**Work to be completed**. Extract the complete listing and output it unchanged.

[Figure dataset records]
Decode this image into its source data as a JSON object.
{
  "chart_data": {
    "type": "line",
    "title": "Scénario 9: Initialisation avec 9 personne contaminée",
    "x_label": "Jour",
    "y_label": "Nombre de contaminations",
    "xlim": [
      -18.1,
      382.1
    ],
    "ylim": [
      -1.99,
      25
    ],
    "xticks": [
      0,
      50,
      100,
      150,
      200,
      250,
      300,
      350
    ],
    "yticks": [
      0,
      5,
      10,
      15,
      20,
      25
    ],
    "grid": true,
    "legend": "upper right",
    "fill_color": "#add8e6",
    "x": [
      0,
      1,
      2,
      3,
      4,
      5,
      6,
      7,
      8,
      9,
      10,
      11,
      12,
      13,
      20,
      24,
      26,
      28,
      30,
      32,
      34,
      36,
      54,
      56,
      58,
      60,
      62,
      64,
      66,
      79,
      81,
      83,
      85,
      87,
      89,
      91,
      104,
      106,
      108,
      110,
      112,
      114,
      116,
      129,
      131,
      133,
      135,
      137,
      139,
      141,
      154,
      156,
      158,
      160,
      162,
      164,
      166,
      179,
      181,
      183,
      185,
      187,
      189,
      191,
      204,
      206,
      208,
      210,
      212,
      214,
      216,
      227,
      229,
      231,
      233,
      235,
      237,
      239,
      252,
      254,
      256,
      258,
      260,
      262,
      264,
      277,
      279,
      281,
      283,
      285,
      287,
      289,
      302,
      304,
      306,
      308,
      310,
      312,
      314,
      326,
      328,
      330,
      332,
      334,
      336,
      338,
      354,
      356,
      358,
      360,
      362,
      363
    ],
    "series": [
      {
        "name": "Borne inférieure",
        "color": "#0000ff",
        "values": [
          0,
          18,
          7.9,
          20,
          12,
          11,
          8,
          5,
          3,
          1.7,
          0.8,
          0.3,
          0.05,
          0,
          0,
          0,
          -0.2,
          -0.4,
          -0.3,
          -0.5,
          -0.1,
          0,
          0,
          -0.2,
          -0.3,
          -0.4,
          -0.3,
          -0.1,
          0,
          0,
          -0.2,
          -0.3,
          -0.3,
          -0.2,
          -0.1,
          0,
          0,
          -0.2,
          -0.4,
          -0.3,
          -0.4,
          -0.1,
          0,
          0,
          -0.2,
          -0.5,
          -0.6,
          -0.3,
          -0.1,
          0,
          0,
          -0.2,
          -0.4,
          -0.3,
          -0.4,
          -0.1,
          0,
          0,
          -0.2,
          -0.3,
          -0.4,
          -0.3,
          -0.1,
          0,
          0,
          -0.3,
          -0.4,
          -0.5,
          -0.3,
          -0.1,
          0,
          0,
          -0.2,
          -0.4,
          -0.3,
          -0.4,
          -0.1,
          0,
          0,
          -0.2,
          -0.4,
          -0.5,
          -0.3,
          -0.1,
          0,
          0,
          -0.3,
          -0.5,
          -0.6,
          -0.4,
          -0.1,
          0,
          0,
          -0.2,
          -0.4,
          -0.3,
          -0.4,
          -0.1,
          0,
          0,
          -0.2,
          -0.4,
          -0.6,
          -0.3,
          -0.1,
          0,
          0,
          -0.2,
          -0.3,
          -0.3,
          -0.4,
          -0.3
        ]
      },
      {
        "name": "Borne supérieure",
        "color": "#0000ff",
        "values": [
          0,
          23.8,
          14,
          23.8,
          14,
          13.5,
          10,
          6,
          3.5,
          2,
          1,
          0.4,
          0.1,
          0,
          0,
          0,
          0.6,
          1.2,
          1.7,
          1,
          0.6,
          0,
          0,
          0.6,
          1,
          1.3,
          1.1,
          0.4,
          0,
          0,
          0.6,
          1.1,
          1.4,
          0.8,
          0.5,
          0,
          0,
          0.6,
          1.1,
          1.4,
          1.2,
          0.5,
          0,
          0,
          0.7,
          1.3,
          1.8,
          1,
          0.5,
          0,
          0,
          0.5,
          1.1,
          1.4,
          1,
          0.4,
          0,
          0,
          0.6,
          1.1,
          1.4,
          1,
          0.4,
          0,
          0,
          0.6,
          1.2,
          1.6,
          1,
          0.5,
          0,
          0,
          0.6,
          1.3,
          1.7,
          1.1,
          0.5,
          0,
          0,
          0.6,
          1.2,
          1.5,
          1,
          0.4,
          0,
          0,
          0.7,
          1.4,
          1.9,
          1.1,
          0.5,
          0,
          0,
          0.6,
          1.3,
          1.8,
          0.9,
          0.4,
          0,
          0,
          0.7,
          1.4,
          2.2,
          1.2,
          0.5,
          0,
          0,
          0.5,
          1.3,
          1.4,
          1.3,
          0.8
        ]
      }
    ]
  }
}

**Response to this task**.
Decode this image into its source data as a JSON object.
{
  "chart_data": {
    "type": "line",
    "title": "Scénario 9: Initialisation avec 9 personne contaminée",
    "x_label": "Jour",
    "y_label": "Nombre de contaminations",
    "xlim": [
      -18.1,
      382.1
    ],
    "ylim": [
      -1.99,
      25
    ],
    "xticks": [
      0,
      50,
      100,
      150,
      200,
      250,
      300,
      350
    ],
    "yticks": [
      0,
      5,
      10,
      15,
      20,
      25
    ],
    "grid": true,
    "legend": "upper right",
    "fill_color": "#add8e6",
    "x": [
      0,
      1,
      2,
      3,
      4,
      5,
      6,
      7,
      8,
      9,
      10,
      11,
      12,
      13,
      20,
      24,
      26,
      28,
      30,
      32,
      34,
      36,
      54,
      56,
      58,
      60,
      62,
      64,
      66,
      79,
      81,
      83,
      85,
      87,
      89,
      91,
      104,
      106,
      108,
      110,
      112,
      114,
      116,
      129,
      131,
      133,
      135,
      137,
      139,
      141,
      154,
      156,
      158,
      160,
      162,
      164,
      166,
      179,
      181,
      183,
      185,
      187,
      189,
      191,
      204,
      206,
      208,
      210,
      212,
      214,
      216,
      227,
      229,
      231,
      233,
      235,
      237,
      239,
      252,
      254,
      256,
      258,
      260,
      262,
      264,
      277,
      279,
      281,
      283,
      285,
      287,
      289,
      302,
      304,
      306,
      308,
      310,
      312,
      314,
      326,
      328,
      330,
      332,
      334,
      336,
      338,
      354,
      356,
      358,
      360,
      362,
      363
    ],
    "series": [
      {
        "name": "Borne inférieure",
        "color": "#0000ff",
        "values": [
          0,
          18,
          7.9,
          20,
          12,
          11,
          8,
          5,
          3,
          1.7,
          0.8,
          0.3,
          0.05,
          0,
          0,
          0,
          -0.2,
          -0.4,
          -0.3,
          -0.5,
          -0.1,
          0,
          0,
          -0.2,
          -0.3,
          -0.4,
          -0.3,
          -0.1,
          0,
          0,
          -0.2,
          -0.3,
          -0.3,
          -0.2,
          -0.1,
          0,
          0,
          -0.2,
          -0.4,
          -0.3,
          -0.4,
          -0.1,
          0,
          0,
          -0.2,
          -0.5,
          -0.6,
          -0.3,
          -0.1,
          0,
          0,
          -0.2,
          -0.4,
          -0.3,
          -0.4,
          -0.1,
          0,
          0,
          -0.2,
          -0.3,
          -0.4,
          -0.3,
          -0.1,
          0,
          0,
          -0.3,
          -0.4,
          -0.5,
          -0.3,
          -0.1,
          0,
          0,
          -0.2,
          -0.4,
          -0.3,
          -0.4,
          -0.1,
          0,
          0,
          -0.2,
          -0.4,
          -0.5,
          -0.3,
          -0.1,
          0,
          0,
          -0.3,
          -0.5,
          -0.6,
          -0.4,
          -0.1,
          0,
          0,
          -0.2,
          -0.4,
          -0.3,
          -0.4,
          -0.1,
          0,
          0,
          -0.2,
          -0.4,
          -0.6,
          -0.3,
          -0.1,
          0,
          0,
          -0.2,
          -0.3,
          -0.3,
          -0.4,
          -0.3
        ]
      },
      {
        "name": "Borne supérieure",
        "color": "#0000ff",
        "values": [
          0,
          23.8,
          14,
          23.8,
          14,
          13.5,
          10,
          6,
          3.5,
          2,
          1,
          0.4,
          0.1,
          0,
          0,
          0,
          0.6,
          1.2,
          1.7,
          1,
          0.6,
          0,
          0,
          0.6,
          1,
          1.3,
          1.1,
          0.4,
          0,
          0,
          0.6,
          1.1,
          1.4,
          0.8,
          0.5,
          0,
          0,
          0.6,
          1.1,
          1.4,
          1.2,
          0.5,
          0,
          0,
          0.7,
          1.3,
          1.8,
          1,
          0.5,
          0,
          0,
          0.5,
          1.1,
          1.4,
          1,
          0.4,
          0,
          0,
          0.6,
          1.1,
          1.4,
          1,
          0.4,
          0,
          0,
          0.6,
          1.2,
          1.6,
          1,
          0.5,
          0,
          0,
          0.6,
          1.3,
          1.7,
          1.1,
          0.5,
          0,
          0,
          0.6,
          1.2,
          1.5,
          1,
          0.4,
          0,
          0,
          0.7,
          1.4,
          1.9,
          1.1,
          0.5,
          0,
          0,
          0.6,
          1.3,
          1.8,
          0.9,
          0.4,
          0,
          0,
          0.7,
          1.4,
          2.2,
          1.2,
          0.5,
          0,
          0,
          0.5,
          1.3,
          1.4,
          1.3,
          0.8
        ]
      }
    ]
  }
}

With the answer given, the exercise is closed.